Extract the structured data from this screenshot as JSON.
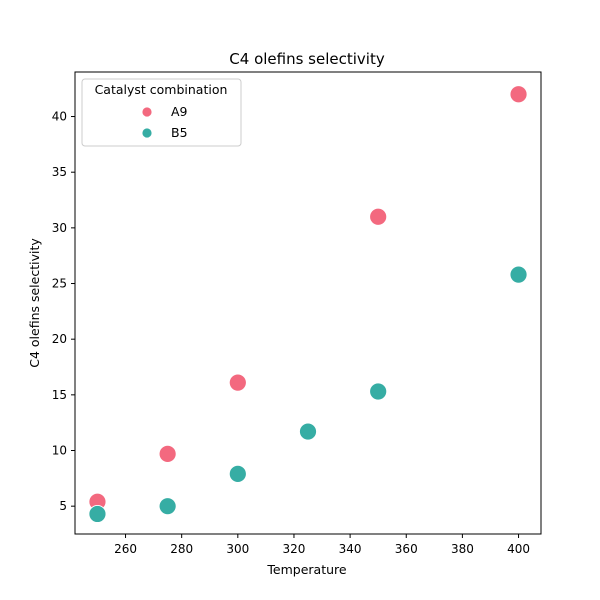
{
  "chart_data": {
    "type": "scatter",
    "title": "C4 olefins selectivity",
    "xlabel": "Temperature",
    "ylabel": "C4 olefins selectivity",
    "xlim": [
      242,
      408
    ],
    "ylim": [
      2.5,
      44
    ],
    "xticks": [
      260,
      280,
      300,
      320,
      340,
      360,
      380,
      400
    ],
    "yticks": [
      5,
      10,
      15,
      20,
      25,
      30,
      35,
      40
    ],
    "grid": false,
    "legend": {
      "title": "Catalyst combination",
      "placement": "top-left"
    },
    "series": [
      {
        "name": "A9",
        "color": "#f3697f",
        "points": [
          {
            "x": 250,
            "y": 5.4
          },
          {
            "x": 275,
            "y": 9.7
          },
          {
            "x": 300,
            "y": 16.1
          },
          {
            "x": 350,
            "y": 31.0
          },
          {
            "x": 400,
            "y": 42.0
          }
        ]
      },
      {
        "name": "B5",
        "color": "#36ada4",
        "points": [
          {
            "x": 250,
            "y": 4.3
          },
          {
            "x": 275,
            "y": 5.0
          },
          {
            "x": 300,
            "y": 7.9
          },
          {
            "x": 325,
            "y": 11.7
          },
          {
            "x": 350,
            "y": 15.3
          },
          {
            "x": 400,
            "y": 25.8
          }
        ]
      }
    ]
  }
}
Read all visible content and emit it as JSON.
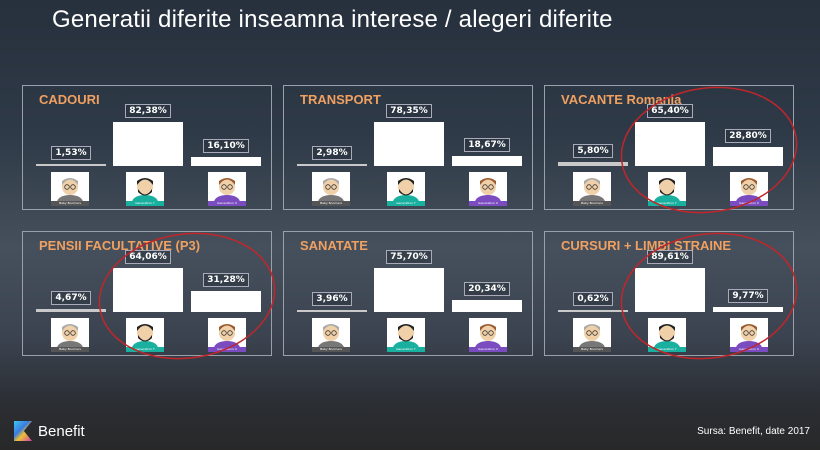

→ Exercise objective: Look over the material above and show each line where "JSON" appears.

→ Full output:
Extract the structured data from this screenshot as JSON.
Read all visible content and emit it as JSON.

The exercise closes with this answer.